§ **WHAT IS ASKED**:
Write the entries out again exactly as they stand, but without the pictures.

§ **Data items**:
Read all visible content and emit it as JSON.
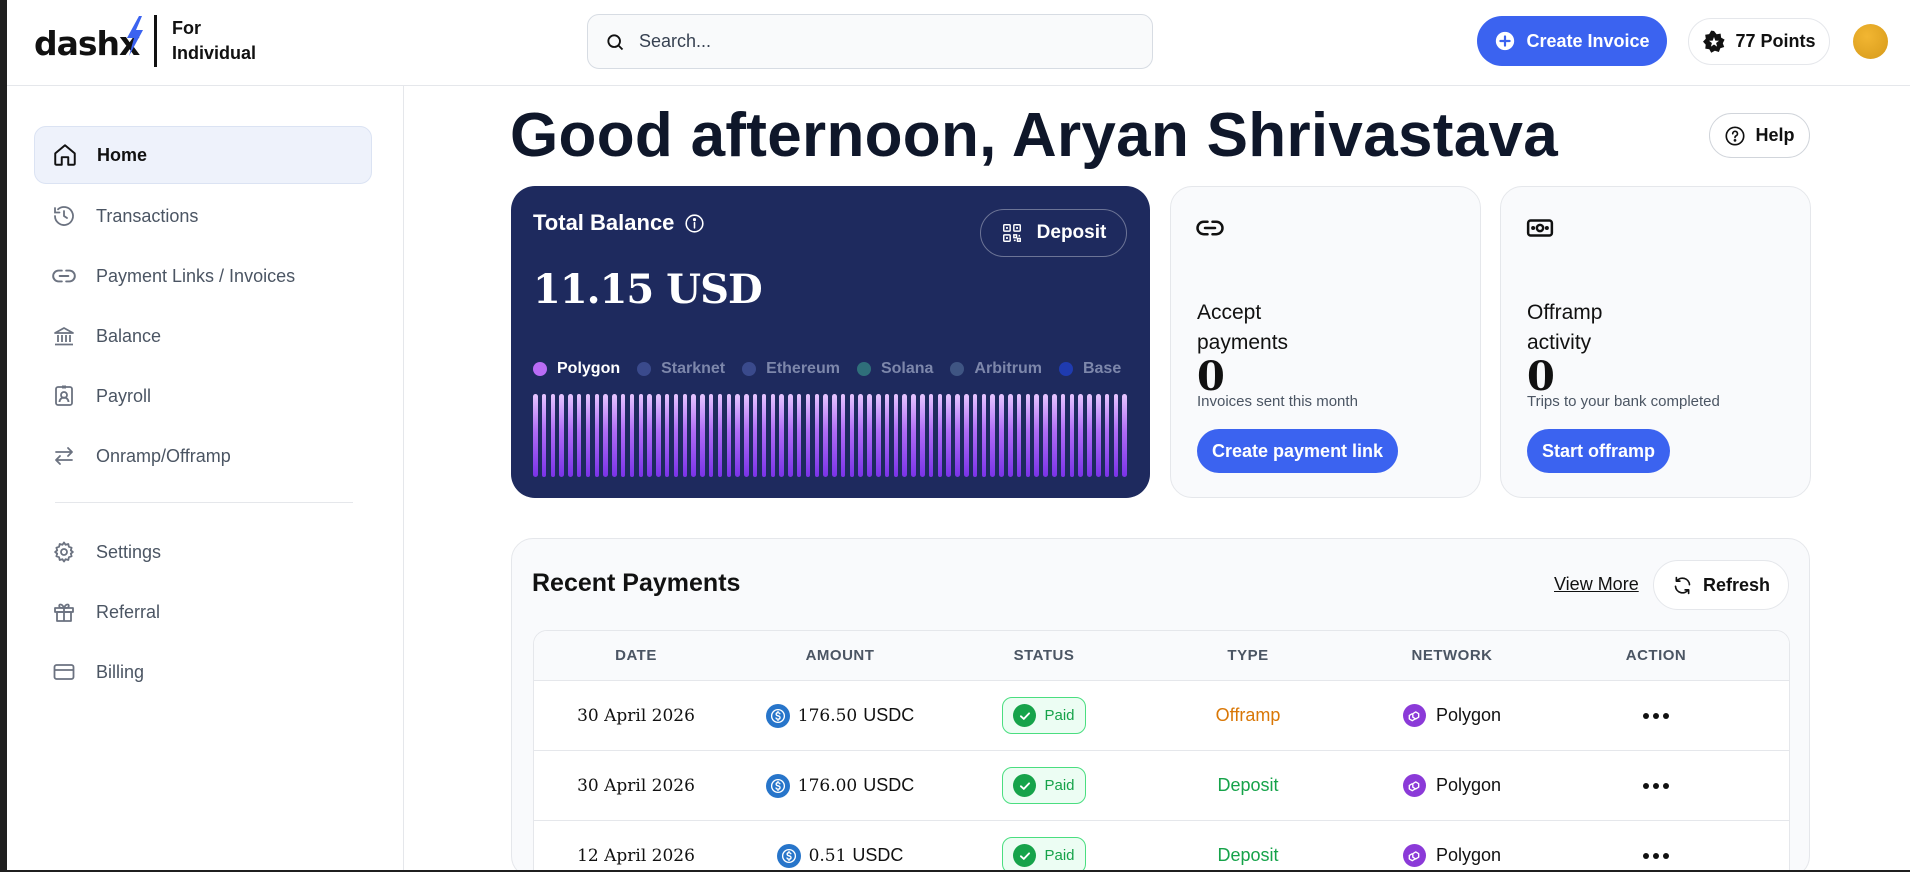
{
  "header": {
    "logo_text": "dash",
    "logo_x": "x",
    "tagline_line1": "For",
    "tagline_line2": "Individual",
    "search_placeholder": "Search...",
    "create_invoice_label": "Create Invoice",
    "points_label": "77 Points"
  },
  "sidebar": {
    "items": [
      {
        "label": "Home",
        "icon": "home-icon",
        "active": true
      },
      {
        "label": "Transactions",
        "icon": "history-icon"
      },
      {
        "label": "Payment Links / Invoices",
        "icon": "link-icon"
      },
      {
        "label": "Balance",
        "icon": "bank-icon"
      },
      {
        "label": "Payroll",
        "icon": "badge-icon"
      },
      {
        "label": "Onramp/Offramp",
        "icon": "swap-icon"
      },
      {
        "label": "Settings",
        "icon": "gear-icon"
      },
      {
        "label": "Referral",
        "icon": "gift-icon"
      },
      {
        "label": "Billing",
        "icon": "credit-card-icon"
      }
    ]
  },
  "main": {
    "greeting": "Good afternoon, Aryan Shrivastava",
    "help_label": "Help",
    "balance": {
      "title": "Total Balance",
      "amount": "11.15 USD",
      "deposit_label": "Deposit",
      "networks": [
        {
          "name": "Polygon",
          "color": "#b96cf5",
          "active": true
        },
        {
          "name": "Starknet",
          "color": "#3a4a8c"
        },
        {
          "name": "Ethereum",
          "color": "#3a4a8c"
        },
        {
          "name": "Solana",
          "color": "#2f6f7a"
        },
        {
          "name": "Arbitrum",
          "color": "#3f5583"
        },
        {
          "name": "Base",
          "color": "#1f3bb0"
        }
      ]
    },
    "accept": {
      "title": "Accept payments",
      "count": "0",
      "subtitle": "Invoices sent this month",
      "button": "Create payment link"
    },
    "offramp": {
      "title": "Offramp activity",
      "count": "0",
      "subtitle": "Trips to your bank completed",
      "button": "Start offramp"
    },
    "payments": {
      "title": "Recent Payments",
      "view_more": "View More",
      "refresh": "Refresh",
      "columns": [
        "DATE",
        "AMOUNT",
        "STATUS",
        "TYPE",
        "NETWORK",
        "ACTION"
      ],
      "rows": [
        {
          "date": "30 April 2026",
          "amount": "176.50",
          "currency": "USDC",
          "status": "Paid",
          "type": "Offramp",
          "network": "Polygon"
        },
        {
          "date": "30 April 2026",
          "amount": "176.00",
          "currency": "USDC",
          "status": "Paid",
          "type": "Deposit",
          "network": "Polygon"
        },
        {
          "date": "12 April 2026",
          "amount": "0.51",
          "currency": "USDC",
          "status": "Paid",
          "type": "Deposit",
          "network": "Polygon"
        }
      ]
    }
  },
  "colors": {
    "accent": "#3b63f0",
    "balance_card": "#1e2a5e",
    "paid_green": "#16a34a",
    "offramp_orange": "#d97706"
  }
}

§ **FINISHED ANSWER**:
Read all visible content and emit it as JSON.
{
  "header": {
    "logo_text": "dash",
    "logo_x": "x",
    "tagline_line1": "For",
    "tagline_line2": "Individual",
    "search_placeholder": "Search...",
    "create_invoice_label": "Create Invoice",
    "points_label": "77 Points"
  },
  "sidebar": {
    "items": [
      {
        "label": "Home",
        "icon": "home-icon",
        "active": true
      },
      {
        "label": "Transactions",
        "icon": "history-icon"
      },
      {
        "label": "Payment Links / Invoices",
        "icon": "link-icon"
      },
      {
        "label": "Balance",
        "icon": "bank-icon"
      },
      {
        "label": "Payroll",
        "icon": "badge-icon"
      },
      {
        "label": "Onramp/Offramp",
        "icon": "swap-icon"
      },
      {
        "label": "Settings",
        "icon": "gear-icon"
      },
      {
        "label": "Referral",
        "icon": "gift-icon"
      },
      {
        "label": "Billing",
        "icon": "credit-card-icon"
      }
    ]
  },
  "main": {
    "greeting": "Good afternoon, Aryan Shrivastava",
    "help_label": "Help",
    "balance": {
      "title": "Total Balance",
      "amount": "11.15 USD",
      "deposit_label": "Deposit",
      "networks": [
        {
          "name": "Polygon",
          "color": "#b96cf5",
          "active": true
        },
        {
          "name": "Starknet",
          "color": "#3a4a8c"
        },
        {
          "name": "Ethereum",
          "color": "#3a4a8c"
        },
        {
          "name": "Solana",
          "color": "#2f6f7a"
        },
        {
          "name": "Arbitrum",
          "color": "#3f5583"
        },
        {
          "name": "Base",
          "color": "#1f3bb0"
        }
      ]
    },
    "accept": {
      "title": "Accept payments",
      "count": "0",
      "subtitle": "Invoices sent this month",
      "button": "Create payment link"
    },
    "offramp": {
      "title": "Offramp activity",
      "count": "0",
      "subtitle": "Trips to your bank completed",
      "button": "Start offramp"
    },
    "payments": {
      "title": "Recent Payments",
      "view_more": "View More",
      "refresh": "Refresh",
      "columns": [
        "DATE",
        "AMOUNT",
        "STATUS",
        "TYPE",
        "NETWORK",
        "ACTION"
      ],
      "rows": [
        {
          "date": "30 April 2026",
          "amount": "176.50",
          "currency": "USDC",
          "status": "Paid",
          "type": "Offramp",
          "network": "Polygon"
        },
        {
          "date": "30 April 2026",
          "amount": "176.00",
          "currency": "USDC",
          "status": "Paid",
          "type": "Deposit",
          "network": "Polygon"
        },
        {
          "date": "12 April 2026",
          "amount": "0.51",
          "currency": "USDC",
          "status": "Paid",
          "type": "Deposit",
          "network": "Polygon"
        }
      ]
    }
  },
  "colors": {
    "accent": "#3b63f0",
    "balance_card": "#1e2a5e",
    "paid_green": "#16a34a",
    "offramp_orange": "#d97706"
  }
}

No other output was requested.